REQUIRED TASK: Copy out all the lines in the records that include the word "forcing".

---------------

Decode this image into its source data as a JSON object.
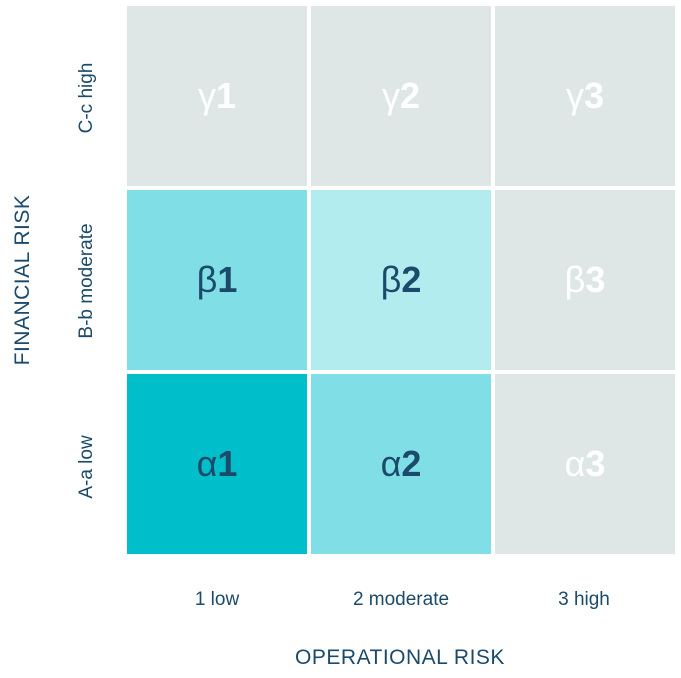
{
  "axes": {
    "y_title": "FINANCIAL RISK",
    "x_title": "OPERATIONAL RISK"
  },
  "rows": [
    {
      "label": "C-c high"
    },
    {
      "label": "B-b moderate"
    },
    {
      "label": "A-a low"
    }
  ],
  "columns": [
    {
      "label": "1 low"
    },
    {
      "label": "2 moderate"
    },
    {
      "label": "3 high"
    }
  ],
  "cells": {
    "g1": {
      "greek": "γ",
      "num": "1"
    },
    "g2": {
      "greek": "γ",
      "num": "2"
    },
    "g3": {
      "greek": "γ",
      "num": "3"
    },
    "b1": {
      "greek": "β",
      "num": "1"
    },
    "b2": {
      "greek": "β",
      "num": "2"
    },
    "b3": {
      "greek": "β",
      "num": "3"
    },
    "a1": {
      "greek": "α",
      "num": "1"
    },
    "a2": {
      "greek": "α",
      "num": "2"
    },
    "a3": {
      "greek": "α",
      "num": "3"
    }
  },
  "colors": {
    "grey": "#dfe6e6",
    "light": "#b2ecef",
    "mid": "#80dfe6",
    "dark": "#00bfca",
    "text": "#1b4a6b"
  }
}
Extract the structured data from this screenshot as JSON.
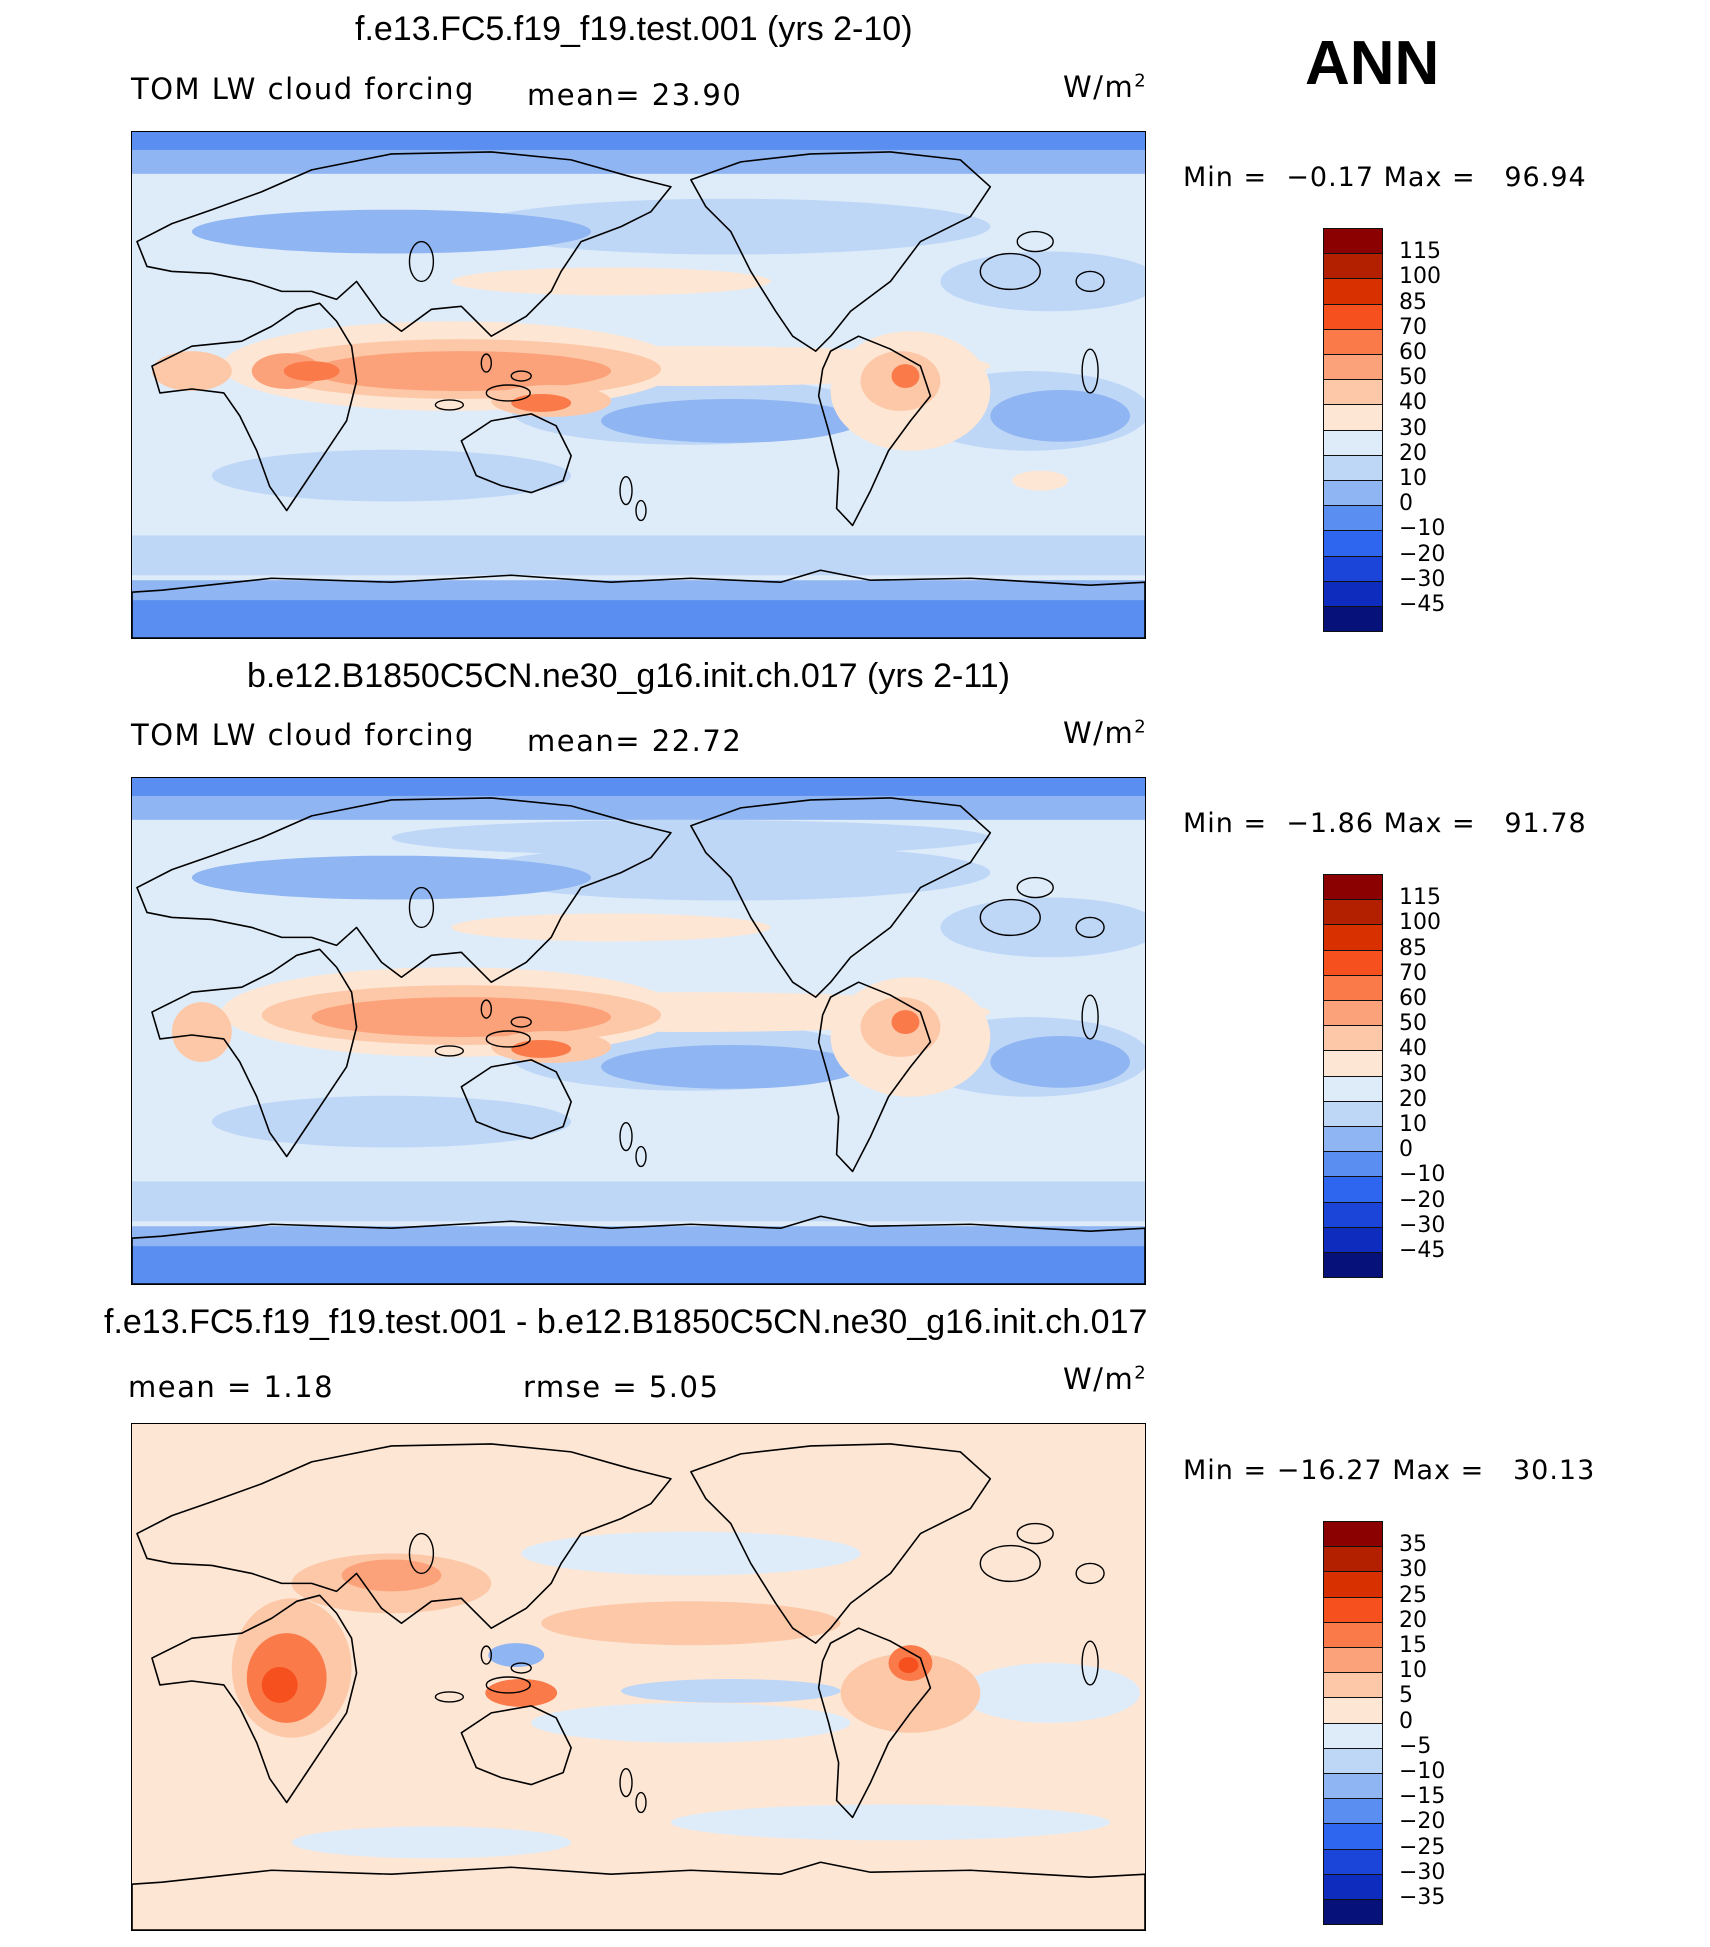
{
  "season": "ANN",
  "field_label": "TOM LW cloud forcing",
  "units": {
    "base": "W/m",
    "sup": "2"
  },
  "panels": [
    {
      "title": "f.e13.FC5.f19_f19.test.001 (yrs 2-10)",
      "left_label": "TOM LW cloud forcing",
      "center_label": "mean=  23.90",
      "minmax": "Min =  −0.17 Max =   96.94",
      "palette": "abs"
    },
    {
      "title": "b.e12.B1850C5CN.ne30_g16.init.ch.017 (yrs 2-11)",
      "left_label": "TOM LW cloud forcing",
      "center_label": "mean=  22.72",
      "minmax": "Min =  −1.86 Max =   91.78",
      "palette": "abs"
    },
    {
      "title": "f.e13.FC5.f19_f19.test.001 - b.e12.B1850C5CN.ne30_g16.init.ch.017",
      "left_label": "mean =    1.18",
      "center_label": "rmse =    5.05",
      "minmax": "Min = −16.27 Max =   30.13",
      "palette": "diff"
    }
  ],
  "colorbars": {
    "abs": {
      "labels": [
        "115",
        "100",
        "85",
        "70",
        "60",
        "50",
        "40",
        "30",
        "20",
        "10",
        "0",
        "−10",
        "−20",
        "−30",
        "−45"
      ],
      "colors": [
        "#8b0000",
        "#b22000",
        "#d93000",
        "#f5501e",
        "#fa7a4a",
        "#fca27a",
        "#fcc8a8",
        "#fde6d4",
        "#deecfa",
        "#bfd7f7",
        "#8fb5f2",
        "#5a8ef0",
        "#2f66f0",
        "#1a45d8",
        "#0e2dbf",
        "#06127a"
      ]
    },
    "diff": {
      "labels": [
        "35",
        "30",
        "25",
        "20",
        "15",
        "10",
        "5",
        "0",
        "−5",
        "−10",
        "−15",
        "−20",
        "−25",
        "−30",
        "−35"
      ],
      "colors": [
        "#8b0000",
        "#b22000",
        "#d93000",
        "#f5501e",
        "#fa7a4a",
        "#fca27a",
        "#fcc8a8",
        "#fde6d4",
        "#deecfa",
        "#bfd7f7",
        "#8fb5f2",
        "#5a8ef0",
        "#2f66f0",
        "#1a45d8",
        "#0e2dbf",
        "#06127a"
      ]
    }
  },
  "chart_data": {
    "type": "heatmap",
    "title": "ANN",
    "variable": "TOM LW cloud forcing",
    "units": "W/m2",
    "maps": [
      {
        "case": "f.e13.FC5.f19_f19.test.001 (yrs 2-10)",
        "mean": 23.9,
        "min": -0.17,
        "max": 96.94,
        "contour_levels": [
          -45,
          -30,
          -20,
          -10,
          0,
          10,
          20,
          30,
          40,
          50,
          60,
          70,
          85,
          100,
          115
        ]
      },
      {
        "case": "b.e12.B1850C5CN.ne30_g16.init.ch.017 (yrs 2-11)",
        "mean": 22.72,
        "min": -1.86,
        "max": 91.78,
        "contour_levels": [
          -45,
          -30,
          -20,
          -10,
          0,
          10,
          20,
          30,
          40,
          50,
          60,
          70,
          85,
          100,
          115
        ]
      },
      {
        "case": "f.e13.FC5.f19_f19.test.001 - b.e12.B1850C5CN.ne30_g16.init.ch.017",
        "mean": 1.18,
        "rmse": 5.05,
        "min": -16.27,
        "max": 30.13,
        "contour_levels": [
          -35,
          -30,
          -25,
          -20,
          -15,
          -10,
          -5,
          0,
          5,
          10,
          15,
          20,
          25,
          30,
          35
        ]
      }
    ]
  }
}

---------------

RESPONSE TO THE TASK:
  "field_label": "TOM LW cloud forcing",
      "left_label": "TOM LW cloud forcing",
      "left_label": "TOM LW cloud forcing",
    "variable": "TOM LW cloud forcing",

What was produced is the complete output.